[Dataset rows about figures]

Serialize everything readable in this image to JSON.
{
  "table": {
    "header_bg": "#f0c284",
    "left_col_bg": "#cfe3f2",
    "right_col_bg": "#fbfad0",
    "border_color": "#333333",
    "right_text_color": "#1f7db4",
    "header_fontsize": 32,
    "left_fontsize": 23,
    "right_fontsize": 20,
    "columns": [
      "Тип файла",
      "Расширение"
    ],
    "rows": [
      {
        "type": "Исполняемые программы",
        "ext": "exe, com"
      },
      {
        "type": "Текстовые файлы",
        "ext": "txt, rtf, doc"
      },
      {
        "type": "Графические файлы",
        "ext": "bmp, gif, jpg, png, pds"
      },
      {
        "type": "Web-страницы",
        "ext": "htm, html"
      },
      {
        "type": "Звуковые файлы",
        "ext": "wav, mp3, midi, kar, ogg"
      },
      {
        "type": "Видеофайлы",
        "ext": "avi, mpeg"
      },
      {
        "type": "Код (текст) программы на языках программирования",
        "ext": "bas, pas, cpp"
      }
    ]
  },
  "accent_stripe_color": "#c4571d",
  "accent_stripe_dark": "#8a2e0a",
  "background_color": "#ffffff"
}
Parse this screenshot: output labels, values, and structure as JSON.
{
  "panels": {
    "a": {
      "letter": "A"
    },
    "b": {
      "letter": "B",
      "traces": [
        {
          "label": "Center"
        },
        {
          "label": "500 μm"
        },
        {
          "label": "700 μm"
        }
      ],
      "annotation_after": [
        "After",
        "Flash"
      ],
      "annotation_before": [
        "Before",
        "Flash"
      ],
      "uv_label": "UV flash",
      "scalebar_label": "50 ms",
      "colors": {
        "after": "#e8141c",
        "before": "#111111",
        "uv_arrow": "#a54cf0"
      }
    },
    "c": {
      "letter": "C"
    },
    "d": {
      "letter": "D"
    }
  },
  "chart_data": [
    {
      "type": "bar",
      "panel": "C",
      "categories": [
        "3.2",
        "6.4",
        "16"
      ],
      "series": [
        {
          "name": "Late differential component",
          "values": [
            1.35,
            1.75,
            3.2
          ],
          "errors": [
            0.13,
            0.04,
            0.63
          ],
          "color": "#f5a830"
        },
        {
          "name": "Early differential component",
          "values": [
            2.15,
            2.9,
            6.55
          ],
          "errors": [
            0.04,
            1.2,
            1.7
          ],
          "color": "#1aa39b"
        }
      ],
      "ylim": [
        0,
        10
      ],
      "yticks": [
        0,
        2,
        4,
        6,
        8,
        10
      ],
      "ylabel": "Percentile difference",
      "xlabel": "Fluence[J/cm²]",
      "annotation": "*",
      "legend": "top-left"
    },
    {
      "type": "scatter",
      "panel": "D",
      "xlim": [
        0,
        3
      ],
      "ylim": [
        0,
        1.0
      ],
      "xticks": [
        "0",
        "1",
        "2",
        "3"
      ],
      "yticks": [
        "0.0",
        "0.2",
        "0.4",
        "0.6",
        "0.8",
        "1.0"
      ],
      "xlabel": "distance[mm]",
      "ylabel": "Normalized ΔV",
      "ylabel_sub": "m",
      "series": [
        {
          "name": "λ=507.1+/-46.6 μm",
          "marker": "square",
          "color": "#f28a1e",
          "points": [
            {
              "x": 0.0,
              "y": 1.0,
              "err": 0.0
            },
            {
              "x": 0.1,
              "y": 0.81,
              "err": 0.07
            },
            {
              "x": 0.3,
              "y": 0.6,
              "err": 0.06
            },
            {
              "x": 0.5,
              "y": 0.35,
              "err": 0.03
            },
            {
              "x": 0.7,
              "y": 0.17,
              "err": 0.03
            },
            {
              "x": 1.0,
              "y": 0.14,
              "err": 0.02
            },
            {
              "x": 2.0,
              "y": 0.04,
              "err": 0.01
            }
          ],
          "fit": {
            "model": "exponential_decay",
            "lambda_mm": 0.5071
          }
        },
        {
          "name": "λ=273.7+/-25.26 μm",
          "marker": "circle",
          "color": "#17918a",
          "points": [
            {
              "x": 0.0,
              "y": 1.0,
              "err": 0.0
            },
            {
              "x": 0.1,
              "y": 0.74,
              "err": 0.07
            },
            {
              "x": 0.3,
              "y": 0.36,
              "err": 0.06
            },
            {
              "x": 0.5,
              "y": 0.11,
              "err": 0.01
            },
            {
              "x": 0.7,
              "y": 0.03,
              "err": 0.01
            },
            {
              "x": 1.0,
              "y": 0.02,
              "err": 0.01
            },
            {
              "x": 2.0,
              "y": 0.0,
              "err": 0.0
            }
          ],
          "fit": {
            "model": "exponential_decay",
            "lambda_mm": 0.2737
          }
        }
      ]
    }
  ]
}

What is expected: Set all of the entries down again, exactly as they were given.

Full output:
Serialize everything readable in this image to JSON.
{
  "table": {
    "header_bg": "#f0c284",
    "left_col_bg": "#cfe3f2",
    "right_col_bg": "#fbfad0",
    "border_color": "#333333",
    "right_text_color": "#1f7db4",
    "header_fontsize": 32,
    "left_fontsize": 23,
    "right_fontsize": 20,
    "columns": [
      "Тип файла",
      "Расширение"
    ],
    "rows": [
      {
        "type": "Исполняемые программы",
        "ext": "exe, com"
      },
      {
        "type": "Текстовые файлы",
        "ext": "txt, rtf, doc"
      },
      {
        "type": "Графические файлы",
        "ext": "bmp, gif, jpg, png, pds"
      },
      {
        "type": "Web-страницы",
        "ext": "htm, html"
      },
      {
        "type": "Звуковые файлы",
        "ext": "wav, mp3, midi, kar, ogg"
      },
      {
        "type": "Видеофайлы",
        "ext": "avi, mpeg"
      },
      {
        "type": "Код (текст) программы на языках программирования",
        "ext": "bas, pas, cpp"
      }
    ]
  },
  "accent_stripe_color": "#c4571d",
  "accent_stripe_dark": "#8a2e0a",
  "background_color": "#ffffff"
}
Parse this screenshot: output labels, values, and structure as JSON.
{
  "panels": {
    "a": {
      "letter": "A"
    },
    "b": {
      "letter": "B",
      "traces": [
        {
          "label": "Center"
        },
        {
          "label": "500 μm"
        },
        {
          "label": "700 μm"
        }
      ],
      "annotation_after": [
        "After",
        "Flash"
      ],
      "annotation_before": [
        "Before",
        "Flash"
      ],
      "uv_label": "UV flash",
      "scalebar_label": "50 ms",
      "colors": {
        "after": "#e8141c",
        "before": "#111111",
        "uv_arrow": "#a54cf0"
      }
    },
    "c": {
      "letter": "C"
    },
    "d": {
      "letter": "D"
    }
  },
  "chart_data": [
    {
      "type": "bar",
      "panel": "C",
      "categories": [
        "3.2",
        "6.4",
        "16"
      ],
      "series": [
        {
          "name": "Late differential component",
          "values": [
            1.35,
            1.75,
            3.2
          ],
          "errors": [
            0.13,
            0.04,
            0.63
          ],
          "color": "#f5a830"
        },
        {
          "name": "Early differential component",
          "values": [
            2.15,
            2.9,
            6.55
          ],
          "errors": [
            0.04,
            1.2,
            1.7
          ],
          "color": "#1aa39b"
        }
      ],
      "ylim": [
        0,
        10
      ],
      "yticks": [
        0,
        2,
        4,
        6,
        8,
        10
      ],
      "ylabel": "Percentile difference",
      "xlabel": "Fluence[J/cm²]",
      "annotation": "*",
      "legend": "top-left"
    },
    {
      "type": "scatter",
      "panel": "D",
      "xlim": [
        0,
        3
      ],
      "ylim": [
        0,
        1.0
      ],
      "xticks": [
        "0",
        "1",
        "2",
        "3"
      ],
      "yticks": [
        "0.0",
        "0.2",
        "0.4",
        "0.6",
        "0.8",
        "1.0"
      ],
      "xlabel": "distance[mm]",
      "ylabel": "Normalized ΔV",
      "ylabel_sub": "m",
      "series": [
        {
          "name": "λ=507.1+/-46.6 μm",
          "marker": "square",
          "color": "#f28a1e",
          "points": [
            {
              "x": 0.0,
              "y": 1.0,
              "err": 0.0
            },
            {
              "x": 0.1,
              "y": 0.81,
              "err": 0.07
            },
            {
              "x": 0.3,
              "y": 0.6,
              "err": 0.06
            },
            {
              "x": 0.5,
              "y": 0.35,
              "err": 0.03
            },
            {
              "x": 0.7,
              "y": 0.17,
              "err": 0.03
            },
            {
              "x": 1.0,
              "y": 0.14,
              "err": 0.02
            },
            {
              "x": 2.0,
              "y": 0.04,
              "err": 0.01
            }
          ],
          "fit": {
            "model": "exponential_decay",
            "lambda_mm": 0.5071
          }
        },
        {
          "name": "λ=273.7+/-25.26 μm",
          "marker": "circle",
          "color": "#17918a",
          "points": [
            {
              "x": 0.0,
              "y": 1.0,
              "err": 0.0
            },
            {
              "x": 0.1,
              "y": 0.74,
              "err": 0.07
            },
            {
              "x": 0.3,
              "y": 0.36,
              "err": 0.06
            },
            {
              "x": 0.5,
              "y": 0.11,
              "err": 0.01
            },
            {
              "x": 0.7,
              "y": 0.03,
              "err": 0.01
            },
            {
              "x": 1.0,
              "y": 0.02,
              "err": 0.01
            },
            {
              "x": 2.0,
              "y": 0.0,
              "err": 0.0
            }
          ],
          "fit": {
            "model": "exponential_decay",
            "lambda_mm": 0.2737
          }
        }
      ]
    }
  ]
}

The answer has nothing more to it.